* _Trecho do texto_:
****************

Ao pretender realizar tão plenamente quanto possível a representação, proporcional ao peso específico relativo de cada um, dos diferentes segmentos, interesses, valores e projetos em que se decompõe o conjunto da sociedade, e viabilizar a auto-identidade e a auto-expressão política das minorias, o voto único transferível personifica, entretanto, a representação desses elementos em candidatos individuais, tornando supérfluos e dispensáveis os partidos no próprio processo eleitoral e colocando-se, desse modo, aquém das exigências da democracia representativa moderna, que constitui, essencialmente, um sistema de partidos competitivos e um governo responsável de partido ou coalizão de partidos.

O sistema do voto único transferível não favorece o desenvolvimento ou a consolidação dos laços de identificação partidária. Tende, ao contrário, a inibi-la ou desvanecê-la, pois nesse sistema eleitoral a interação básica não é de eleitores e partidos, através da mediação dos candidatos, mas simplesmente de eleitores e candidatos. Nele, as preferências eleitorais definem-se em torno de candidatos, prescindindo-se dos partidos.

****************

* _Registros extraídos_:
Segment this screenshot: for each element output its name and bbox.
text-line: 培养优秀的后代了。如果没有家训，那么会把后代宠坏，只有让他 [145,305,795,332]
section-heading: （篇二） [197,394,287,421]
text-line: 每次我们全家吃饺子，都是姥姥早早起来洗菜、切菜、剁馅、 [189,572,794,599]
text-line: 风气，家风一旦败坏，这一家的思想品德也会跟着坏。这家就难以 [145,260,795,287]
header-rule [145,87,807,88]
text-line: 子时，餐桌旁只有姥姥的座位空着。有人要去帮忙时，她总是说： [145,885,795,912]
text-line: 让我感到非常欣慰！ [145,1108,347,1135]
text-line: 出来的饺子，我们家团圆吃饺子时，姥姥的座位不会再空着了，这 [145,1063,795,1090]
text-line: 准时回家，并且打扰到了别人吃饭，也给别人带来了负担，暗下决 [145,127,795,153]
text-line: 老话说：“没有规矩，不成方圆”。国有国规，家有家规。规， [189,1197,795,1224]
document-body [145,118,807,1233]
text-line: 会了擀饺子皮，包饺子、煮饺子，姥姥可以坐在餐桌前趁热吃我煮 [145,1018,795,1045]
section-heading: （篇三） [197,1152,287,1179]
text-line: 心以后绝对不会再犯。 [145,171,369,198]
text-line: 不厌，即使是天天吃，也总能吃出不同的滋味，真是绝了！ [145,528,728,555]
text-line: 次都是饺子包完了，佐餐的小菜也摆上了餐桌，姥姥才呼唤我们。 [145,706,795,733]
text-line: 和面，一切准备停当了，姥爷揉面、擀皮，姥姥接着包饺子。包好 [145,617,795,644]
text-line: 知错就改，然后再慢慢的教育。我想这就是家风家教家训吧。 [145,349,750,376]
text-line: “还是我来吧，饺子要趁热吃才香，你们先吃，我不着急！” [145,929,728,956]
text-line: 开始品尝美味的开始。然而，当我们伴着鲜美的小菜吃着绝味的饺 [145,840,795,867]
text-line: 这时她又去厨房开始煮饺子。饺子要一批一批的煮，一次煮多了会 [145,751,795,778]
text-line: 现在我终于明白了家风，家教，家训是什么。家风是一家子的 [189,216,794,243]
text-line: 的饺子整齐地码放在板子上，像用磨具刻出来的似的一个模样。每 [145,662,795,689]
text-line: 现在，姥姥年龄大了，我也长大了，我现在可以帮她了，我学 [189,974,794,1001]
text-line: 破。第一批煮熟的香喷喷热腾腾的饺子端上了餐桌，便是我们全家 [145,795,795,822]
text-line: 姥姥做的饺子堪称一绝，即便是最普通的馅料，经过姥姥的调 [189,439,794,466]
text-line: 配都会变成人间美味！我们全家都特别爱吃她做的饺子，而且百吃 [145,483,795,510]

****************

* _Instrução A_: Retorne, do texto sobre o voto único transferível, a passagem entre "Ao pretender realizar" e "coalizão de partidos.", inclusive.
* _Instrução B_: Escreva a parte seguinte do texto sobre o voto único transferível, começando logo após a última frase apresentada.

* _Resposta A_:
Ao pretender realizar tão plenamente quanto possível a representação, proporcional ao peso específico relativo de cada um, dos diferentes segmentos, interesses, valores e projetos em que se decompõe o conjunto da sociedade, e viabilizar a auto-identidade e a auto-expressão política das minorias, o voto único transferível personifica, entretanto, a representação desses elementos em candidatos individuais, tornando supérfluos e dispensáveis os partidos no próprio processo eleitoral e colocando-se, desse modo, aquém das exigências da democracia representativa moderna, que constitui, essencialmente, um sistema de partidos competitivos e um governo responsável de partido ou coalizão de partidos.

* _Resposta B_:
Se, na Irlanda, com a representação proporcional eleita segundo a fórmula do voto único transferível, os laços partidários são densos e vigorosos, é porque as identidades partidárias deitam raízes na tradição histórica e na simbolização nacional.

No estranho sistema de eleições proporcionais pelo voto uninominal, introduzido pelo Código Eleitoral de 1935 na experiência republicana brasileira, o partido é inteiramente privado do poder de hierarquizar as probabilidades de eleição de seus próprios candidatos, as quais passam a depender diretamente das relações entre estes e os seus eleitores. Em eleições proporcionais, o voto em candidato individual que, contabilizado para a legenda, transfere-se aleatoriamente a outros candidatos da mesma legenda e, admitida a coligação interpartidária, a candidatos de outras legendas, equivale ao voto em uma lista partidária virtual que constitui, entretanto, com sua ordenação, o resultado aleatório das escolhas de todos os eleitores do partido ou da coligação. Assim, ao fim e ao cabo, nem o eleitor nem o partido têm qualquer controle sobre o destino do voto e sobre a ordem de precedência dos candidatos nessa lista virtual, porque constituem efeitos compósitos e aleatórios.

Atuando separadamente, cada um dos dois mecanismos ¾ o voto uninominal e a coligação interpartidária sem a previsão de um mecanismo que distribua entre os partidos, proporcionalmente à contribuição em votos de cada um, as cadeiras obtidas pela coligação ¾ descaracteriza o partido político. Associados, como ocorre no Brasil, esses mecanismos produzem carência de identidade e de mediação partidárias no comportamento legislativo, introduzem o sincretismo partidário parlamentar e desfiguram não só a proporcionalidade da representação de cada partido, mas a identidade e o alinhamento dos partidos no parlamento e, logo, fora dele.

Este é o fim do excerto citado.